Exercise task »
Keep only the lines that hold the string "лінгвістычных", filtering out the rest of the entries below.

Raw records »

--*--

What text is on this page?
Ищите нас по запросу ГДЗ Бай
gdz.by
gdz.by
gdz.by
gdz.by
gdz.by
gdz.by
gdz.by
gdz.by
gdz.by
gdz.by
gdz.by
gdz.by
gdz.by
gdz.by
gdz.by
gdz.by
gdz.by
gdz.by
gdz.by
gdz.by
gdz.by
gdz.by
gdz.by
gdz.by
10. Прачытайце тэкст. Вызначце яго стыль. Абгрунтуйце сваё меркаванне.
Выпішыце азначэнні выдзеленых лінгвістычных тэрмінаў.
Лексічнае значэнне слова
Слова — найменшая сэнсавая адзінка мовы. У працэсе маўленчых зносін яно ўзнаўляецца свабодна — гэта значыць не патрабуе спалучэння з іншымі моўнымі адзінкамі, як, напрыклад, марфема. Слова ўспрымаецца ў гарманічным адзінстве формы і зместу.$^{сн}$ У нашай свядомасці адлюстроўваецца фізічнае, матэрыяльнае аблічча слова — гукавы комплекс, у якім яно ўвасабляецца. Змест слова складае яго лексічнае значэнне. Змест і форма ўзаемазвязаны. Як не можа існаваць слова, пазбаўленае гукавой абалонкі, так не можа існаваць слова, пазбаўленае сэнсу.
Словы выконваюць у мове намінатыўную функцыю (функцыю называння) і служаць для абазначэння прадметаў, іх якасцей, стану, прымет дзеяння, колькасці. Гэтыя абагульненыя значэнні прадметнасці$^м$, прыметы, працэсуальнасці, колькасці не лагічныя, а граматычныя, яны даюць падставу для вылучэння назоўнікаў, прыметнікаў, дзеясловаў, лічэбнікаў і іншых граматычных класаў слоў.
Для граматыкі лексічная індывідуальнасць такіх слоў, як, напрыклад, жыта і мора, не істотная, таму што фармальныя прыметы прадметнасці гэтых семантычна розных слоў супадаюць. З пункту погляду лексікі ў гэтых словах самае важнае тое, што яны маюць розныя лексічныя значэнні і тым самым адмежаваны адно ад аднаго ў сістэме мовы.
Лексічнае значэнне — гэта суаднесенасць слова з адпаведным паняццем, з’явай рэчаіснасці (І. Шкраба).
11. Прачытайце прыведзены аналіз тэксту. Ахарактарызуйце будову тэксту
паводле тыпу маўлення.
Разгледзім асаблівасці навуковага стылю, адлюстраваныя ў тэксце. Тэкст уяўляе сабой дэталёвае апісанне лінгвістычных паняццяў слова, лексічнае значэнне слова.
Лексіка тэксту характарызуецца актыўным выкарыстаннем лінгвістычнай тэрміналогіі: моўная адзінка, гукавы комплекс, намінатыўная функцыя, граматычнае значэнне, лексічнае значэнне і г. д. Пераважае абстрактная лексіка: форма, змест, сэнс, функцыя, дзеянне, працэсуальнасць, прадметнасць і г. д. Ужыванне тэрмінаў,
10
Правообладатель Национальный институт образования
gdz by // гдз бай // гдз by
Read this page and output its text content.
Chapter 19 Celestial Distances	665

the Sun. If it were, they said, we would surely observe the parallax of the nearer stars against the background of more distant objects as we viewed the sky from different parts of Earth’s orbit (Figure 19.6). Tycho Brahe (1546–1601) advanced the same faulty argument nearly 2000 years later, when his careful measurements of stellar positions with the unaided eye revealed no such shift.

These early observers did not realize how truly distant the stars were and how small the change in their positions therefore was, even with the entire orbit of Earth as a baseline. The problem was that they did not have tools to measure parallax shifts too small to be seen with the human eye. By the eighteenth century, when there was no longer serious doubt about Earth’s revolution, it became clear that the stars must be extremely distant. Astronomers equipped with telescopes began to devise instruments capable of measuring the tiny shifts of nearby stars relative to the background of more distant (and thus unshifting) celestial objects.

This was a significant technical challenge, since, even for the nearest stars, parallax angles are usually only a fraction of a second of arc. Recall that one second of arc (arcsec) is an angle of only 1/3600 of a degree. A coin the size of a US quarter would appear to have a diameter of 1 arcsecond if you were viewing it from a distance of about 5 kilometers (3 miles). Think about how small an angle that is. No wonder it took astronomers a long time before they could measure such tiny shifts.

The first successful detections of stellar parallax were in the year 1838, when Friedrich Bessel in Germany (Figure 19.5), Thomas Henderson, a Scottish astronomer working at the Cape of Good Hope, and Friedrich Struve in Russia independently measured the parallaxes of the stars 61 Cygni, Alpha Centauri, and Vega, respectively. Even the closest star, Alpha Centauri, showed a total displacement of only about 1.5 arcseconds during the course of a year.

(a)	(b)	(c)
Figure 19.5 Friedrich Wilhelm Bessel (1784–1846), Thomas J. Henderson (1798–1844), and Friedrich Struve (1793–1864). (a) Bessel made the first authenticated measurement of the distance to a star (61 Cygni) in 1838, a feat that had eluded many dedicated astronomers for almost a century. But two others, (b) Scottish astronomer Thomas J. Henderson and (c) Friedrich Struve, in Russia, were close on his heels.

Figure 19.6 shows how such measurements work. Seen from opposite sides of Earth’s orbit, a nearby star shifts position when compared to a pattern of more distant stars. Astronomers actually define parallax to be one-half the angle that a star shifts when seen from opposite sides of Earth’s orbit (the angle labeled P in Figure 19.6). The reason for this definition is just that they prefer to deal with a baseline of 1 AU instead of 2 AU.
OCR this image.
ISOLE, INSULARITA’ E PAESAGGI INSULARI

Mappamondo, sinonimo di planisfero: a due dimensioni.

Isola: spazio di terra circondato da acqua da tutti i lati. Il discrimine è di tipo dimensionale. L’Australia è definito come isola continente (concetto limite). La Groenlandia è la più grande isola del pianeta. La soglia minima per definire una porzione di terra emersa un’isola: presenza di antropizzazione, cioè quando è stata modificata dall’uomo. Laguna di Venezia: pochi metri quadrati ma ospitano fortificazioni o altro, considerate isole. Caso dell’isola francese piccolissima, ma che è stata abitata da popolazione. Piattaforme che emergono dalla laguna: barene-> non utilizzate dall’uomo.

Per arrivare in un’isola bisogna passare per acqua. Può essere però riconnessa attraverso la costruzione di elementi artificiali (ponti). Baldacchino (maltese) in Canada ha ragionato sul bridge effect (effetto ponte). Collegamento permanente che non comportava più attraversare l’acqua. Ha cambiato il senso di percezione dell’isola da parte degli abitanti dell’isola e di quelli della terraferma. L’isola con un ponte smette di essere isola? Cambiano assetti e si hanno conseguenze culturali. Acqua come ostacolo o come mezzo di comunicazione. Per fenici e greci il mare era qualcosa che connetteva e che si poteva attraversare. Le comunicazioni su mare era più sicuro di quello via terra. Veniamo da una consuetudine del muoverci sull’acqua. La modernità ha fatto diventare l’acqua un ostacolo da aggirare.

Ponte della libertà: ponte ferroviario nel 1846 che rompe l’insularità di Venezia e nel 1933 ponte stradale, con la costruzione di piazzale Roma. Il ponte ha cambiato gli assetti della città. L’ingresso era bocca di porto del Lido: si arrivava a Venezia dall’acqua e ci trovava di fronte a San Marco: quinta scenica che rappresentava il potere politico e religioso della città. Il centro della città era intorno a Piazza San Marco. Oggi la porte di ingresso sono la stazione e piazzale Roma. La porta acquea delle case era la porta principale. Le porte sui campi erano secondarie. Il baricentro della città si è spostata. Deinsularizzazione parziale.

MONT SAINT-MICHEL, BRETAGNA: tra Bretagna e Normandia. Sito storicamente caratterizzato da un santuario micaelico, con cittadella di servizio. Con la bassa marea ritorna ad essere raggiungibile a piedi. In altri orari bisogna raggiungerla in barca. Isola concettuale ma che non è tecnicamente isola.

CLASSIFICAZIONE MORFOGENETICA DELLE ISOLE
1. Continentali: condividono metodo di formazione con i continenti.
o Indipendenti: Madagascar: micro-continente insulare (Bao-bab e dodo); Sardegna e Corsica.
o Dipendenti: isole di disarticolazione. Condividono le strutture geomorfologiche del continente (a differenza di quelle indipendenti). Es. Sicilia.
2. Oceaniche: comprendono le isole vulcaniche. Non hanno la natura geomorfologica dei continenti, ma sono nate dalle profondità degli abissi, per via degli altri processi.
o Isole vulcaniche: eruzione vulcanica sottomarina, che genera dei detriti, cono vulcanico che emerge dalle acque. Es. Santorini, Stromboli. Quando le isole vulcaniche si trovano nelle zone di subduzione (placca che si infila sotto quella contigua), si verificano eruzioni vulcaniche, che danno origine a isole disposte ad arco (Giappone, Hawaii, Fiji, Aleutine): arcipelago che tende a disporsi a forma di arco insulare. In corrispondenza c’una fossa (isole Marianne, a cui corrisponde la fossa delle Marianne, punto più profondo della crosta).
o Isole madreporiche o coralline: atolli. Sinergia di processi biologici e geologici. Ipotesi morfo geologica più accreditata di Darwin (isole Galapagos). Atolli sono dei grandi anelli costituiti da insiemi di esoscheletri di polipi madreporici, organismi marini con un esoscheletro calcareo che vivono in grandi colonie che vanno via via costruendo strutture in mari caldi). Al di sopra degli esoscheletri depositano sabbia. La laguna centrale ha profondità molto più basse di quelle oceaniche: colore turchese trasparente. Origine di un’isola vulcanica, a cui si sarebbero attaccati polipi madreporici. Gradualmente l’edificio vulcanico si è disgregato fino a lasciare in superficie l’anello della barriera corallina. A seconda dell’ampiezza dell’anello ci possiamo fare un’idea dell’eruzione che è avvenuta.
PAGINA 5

--*--

Solution to this exercise »
Выпішыце азначэнні выдзеленых лінгвістычных тэрмінаў.
Разгледзім асаблівасці навуковага стылю, адлюстраваныя ў тэксце. Тэкст уяўляе сабой дэталёвае апісанне лінгвістычных паняццяў слова, лексічнае значэнне слова.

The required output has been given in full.